Report the count of lines holding "twins" in the records, with no other words.

* start *

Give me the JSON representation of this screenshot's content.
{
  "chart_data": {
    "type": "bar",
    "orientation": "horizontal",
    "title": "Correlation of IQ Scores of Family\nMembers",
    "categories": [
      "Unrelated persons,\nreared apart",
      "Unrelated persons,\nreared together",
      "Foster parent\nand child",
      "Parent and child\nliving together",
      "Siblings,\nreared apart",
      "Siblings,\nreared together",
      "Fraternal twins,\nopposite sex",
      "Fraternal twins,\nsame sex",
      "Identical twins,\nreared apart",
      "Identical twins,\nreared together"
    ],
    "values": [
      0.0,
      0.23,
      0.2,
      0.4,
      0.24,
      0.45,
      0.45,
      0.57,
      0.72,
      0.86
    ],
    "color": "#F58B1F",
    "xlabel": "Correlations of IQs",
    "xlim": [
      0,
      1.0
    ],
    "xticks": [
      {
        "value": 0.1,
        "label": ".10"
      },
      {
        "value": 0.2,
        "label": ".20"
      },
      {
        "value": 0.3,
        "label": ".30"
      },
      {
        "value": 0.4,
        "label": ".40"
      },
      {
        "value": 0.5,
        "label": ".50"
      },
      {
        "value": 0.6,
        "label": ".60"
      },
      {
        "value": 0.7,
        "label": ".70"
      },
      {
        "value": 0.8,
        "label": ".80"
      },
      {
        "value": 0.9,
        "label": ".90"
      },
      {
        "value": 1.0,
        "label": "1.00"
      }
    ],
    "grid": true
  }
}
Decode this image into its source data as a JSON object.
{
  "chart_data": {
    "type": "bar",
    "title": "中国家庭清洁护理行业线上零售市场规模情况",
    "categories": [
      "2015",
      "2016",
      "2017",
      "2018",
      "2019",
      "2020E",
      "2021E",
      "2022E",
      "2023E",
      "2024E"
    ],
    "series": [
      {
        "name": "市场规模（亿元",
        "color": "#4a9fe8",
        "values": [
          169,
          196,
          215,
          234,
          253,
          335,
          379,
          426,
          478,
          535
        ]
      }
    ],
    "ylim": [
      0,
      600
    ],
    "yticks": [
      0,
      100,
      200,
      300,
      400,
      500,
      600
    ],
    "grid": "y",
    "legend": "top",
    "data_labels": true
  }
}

* end *
* start *

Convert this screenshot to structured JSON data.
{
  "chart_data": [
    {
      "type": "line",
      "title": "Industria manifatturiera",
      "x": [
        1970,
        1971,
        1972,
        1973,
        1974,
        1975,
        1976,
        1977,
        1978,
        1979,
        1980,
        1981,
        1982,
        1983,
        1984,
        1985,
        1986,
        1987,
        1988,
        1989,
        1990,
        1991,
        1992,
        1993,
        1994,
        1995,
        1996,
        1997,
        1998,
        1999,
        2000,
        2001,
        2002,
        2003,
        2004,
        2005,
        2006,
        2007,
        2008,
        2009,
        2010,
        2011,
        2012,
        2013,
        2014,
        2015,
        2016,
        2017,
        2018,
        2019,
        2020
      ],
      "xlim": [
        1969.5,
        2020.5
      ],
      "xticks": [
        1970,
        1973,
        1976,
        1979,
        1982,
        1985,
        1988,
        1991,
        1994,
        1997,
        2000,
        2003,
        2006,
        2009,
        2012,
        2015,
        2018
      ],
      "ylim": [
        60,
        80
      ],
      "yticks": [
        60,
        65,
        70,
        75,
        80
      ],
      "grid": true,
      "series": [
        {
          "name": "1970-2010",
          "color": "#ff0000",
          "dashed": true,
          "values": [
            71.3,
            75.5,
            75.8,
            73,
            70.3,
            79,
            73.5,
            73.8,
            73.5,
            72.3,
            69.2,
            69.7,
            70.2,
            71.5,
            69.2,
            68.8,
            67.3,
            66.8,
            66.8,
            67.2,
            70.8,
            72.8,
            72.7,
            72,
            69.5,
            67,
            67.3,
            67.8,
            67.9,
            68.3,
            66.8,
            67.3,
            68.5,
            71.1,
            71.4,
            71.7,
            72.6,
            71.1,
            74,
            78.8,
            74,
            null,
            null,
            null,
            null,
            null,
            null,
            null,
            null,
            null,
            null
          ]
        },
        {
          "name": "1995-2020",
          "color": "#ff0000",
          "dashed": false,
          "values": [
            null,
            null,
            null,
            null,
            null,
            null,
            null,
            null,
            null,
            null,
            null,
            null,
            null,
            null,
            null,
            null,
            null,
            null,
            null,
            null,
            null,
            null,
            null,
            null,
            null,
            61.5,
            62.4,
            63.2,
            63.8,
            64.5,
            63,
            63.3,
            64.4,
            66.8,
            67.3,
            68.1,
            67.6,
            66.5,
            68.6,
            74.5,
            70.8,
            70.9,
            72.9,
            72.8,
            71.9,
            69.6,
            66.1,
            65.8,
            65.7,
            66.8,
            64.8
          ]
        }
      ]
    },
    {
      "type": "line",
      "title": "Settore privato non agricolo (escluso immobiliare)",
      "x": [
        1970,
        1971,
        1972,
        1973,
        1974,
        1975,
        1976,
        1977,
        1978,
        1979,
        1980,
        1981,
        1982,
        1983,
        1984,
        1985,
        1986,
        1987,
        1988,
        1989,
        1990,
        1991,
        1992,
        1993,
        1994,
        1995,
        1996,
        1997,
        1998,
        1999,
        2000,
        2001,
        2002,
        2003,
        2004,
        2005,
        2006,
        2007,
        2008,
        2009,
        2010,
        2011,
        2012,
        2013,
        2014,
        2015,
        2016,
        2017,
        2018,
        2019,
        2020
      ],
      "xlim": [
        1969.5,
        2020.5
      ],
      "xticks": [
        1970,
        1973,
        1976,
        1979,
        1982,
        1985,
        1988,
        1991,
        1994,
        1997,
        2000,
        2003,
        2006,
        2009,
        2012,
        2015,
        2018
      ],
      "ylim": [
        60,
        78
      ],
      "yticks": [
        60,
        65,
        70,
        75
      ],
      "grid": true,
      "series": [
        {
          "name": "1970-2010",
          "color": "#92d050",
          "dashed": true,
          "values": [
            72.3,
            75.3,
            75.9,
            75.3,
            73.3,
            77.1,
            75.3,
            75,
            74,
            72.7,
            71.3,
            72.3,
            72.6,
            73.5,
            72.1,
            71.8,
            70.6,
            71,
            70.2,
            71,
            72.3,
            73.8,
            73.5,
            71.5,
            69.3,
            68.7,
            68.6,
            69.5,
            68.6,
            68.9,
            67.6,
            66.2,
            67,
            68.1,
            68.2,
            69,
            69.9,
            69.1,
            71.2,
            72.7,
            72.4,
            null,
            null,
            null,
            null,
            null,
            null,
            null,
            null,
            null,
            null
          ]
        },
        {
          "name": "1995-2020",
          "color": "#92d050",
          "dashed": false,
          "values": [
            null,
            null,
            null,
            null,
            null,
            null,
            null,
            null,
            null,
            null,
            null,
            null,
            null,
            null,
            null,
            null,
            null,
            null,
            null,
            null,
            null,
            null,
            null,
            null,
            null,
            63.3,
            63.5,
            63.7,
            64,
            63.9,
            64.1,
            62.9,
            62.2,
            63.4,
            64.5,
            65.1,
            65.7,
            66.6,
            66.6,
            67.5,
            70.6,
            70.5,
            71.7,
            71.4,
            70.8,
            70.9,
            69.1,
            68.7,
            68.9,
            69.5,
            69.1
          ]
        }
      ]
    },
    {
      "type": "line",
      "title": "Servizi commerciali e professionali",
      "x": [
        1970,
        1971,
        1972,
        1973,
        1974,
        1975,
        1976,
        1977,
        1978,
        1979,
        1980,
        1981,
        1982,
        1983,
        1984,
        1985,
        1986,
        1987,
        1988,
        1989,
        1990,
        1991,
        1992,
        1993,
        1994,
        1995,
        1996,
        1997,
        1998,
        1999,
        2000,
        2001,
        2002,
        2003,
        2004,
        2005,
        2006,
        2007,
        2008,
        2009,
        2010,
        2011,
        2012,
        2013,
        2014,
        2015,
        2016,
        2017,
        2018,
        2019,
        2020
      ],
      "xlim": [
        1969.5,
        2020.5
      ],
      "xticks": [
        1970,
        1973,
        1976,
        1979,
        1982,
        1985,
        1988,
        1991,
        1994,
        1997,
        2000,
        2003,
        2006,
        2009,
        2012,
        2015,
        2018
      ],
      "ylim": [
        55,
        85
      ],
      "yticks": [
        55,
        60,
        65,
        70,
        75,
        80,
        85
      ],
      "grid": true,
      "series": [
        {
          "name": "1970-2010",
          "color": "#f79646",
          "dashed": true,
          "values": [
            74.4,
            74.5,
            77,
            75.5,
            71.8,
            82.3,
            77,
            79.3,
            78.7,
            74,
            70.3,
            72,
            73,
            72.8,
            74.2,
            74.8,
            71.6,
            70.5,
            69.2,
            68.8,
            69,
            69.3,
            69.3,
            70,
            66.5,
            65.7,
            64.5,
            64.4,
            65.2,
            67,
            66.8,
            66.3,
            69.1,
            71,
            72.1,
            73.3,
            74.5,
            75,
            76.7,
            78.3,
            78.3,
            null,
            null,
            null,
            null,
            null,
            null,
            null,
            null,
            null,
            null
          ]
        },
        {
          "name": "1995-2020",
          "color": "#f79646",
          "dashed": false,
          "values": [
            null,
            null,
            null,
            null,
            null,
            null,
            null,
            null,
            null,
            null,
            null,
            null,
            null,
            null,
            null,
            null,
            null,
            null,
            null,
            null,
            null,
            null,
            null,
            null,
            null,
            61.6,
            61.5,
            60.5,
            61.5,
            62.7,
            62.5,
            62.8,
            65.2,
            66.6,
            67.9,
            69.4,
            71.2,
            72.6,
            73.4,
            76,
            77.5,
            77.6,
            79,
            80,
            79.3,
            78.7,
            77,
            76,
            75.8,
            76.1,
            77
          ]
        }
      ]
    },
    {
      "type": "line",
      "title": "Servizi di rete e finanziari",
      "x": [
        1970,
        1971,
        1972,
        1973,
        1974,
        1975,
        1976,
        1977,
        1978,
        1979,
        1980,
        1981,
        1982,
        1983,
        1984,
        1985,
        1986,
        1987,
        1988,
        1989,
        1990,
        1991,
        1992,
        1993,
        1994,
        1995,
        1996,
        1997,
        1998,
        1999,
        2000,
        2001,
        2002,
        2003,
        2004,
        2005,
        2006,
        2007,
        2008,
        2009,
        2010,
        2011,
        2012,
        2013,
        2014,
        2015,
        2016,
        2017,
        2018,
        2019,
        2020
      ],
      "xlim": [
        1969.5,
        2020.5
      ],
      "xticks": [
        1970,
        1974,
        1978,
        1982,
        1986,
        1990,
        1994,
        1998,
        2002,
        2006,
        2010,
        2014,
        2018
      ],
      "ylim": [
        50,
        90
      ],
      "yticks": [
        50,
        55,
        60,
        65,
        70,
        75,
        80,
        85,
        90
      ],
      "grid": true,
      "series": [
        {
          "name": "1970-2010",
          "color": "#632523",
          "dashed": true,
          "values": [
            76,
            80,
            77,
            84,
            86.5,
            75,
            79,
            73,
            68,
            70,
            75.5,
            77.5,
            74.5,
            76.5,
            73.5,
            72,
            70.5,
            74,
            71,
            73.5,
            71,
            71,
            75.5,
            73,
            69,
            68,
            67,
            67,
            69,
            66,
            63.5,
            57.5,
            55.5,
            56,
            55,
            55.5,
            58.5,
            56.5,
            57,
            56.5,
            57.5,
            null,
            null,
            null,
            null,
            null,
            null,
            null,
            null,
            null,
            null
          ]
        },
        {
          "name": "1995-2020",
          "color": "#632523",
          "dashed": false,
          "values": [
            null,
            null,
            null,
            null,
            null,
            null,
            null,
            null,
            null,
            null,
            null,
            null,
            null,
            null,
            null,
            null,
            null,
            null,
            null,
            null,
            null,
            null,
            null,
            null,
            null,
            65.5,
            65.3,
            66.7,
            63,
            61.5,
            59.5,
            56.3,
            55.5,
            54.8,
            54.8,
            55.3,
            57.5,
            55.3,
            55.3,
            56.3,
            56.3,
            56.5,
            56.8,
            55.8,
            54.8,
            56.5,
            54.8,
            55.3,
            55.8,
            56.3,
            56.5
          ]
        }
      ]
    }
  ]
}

* end *

_Result_. 4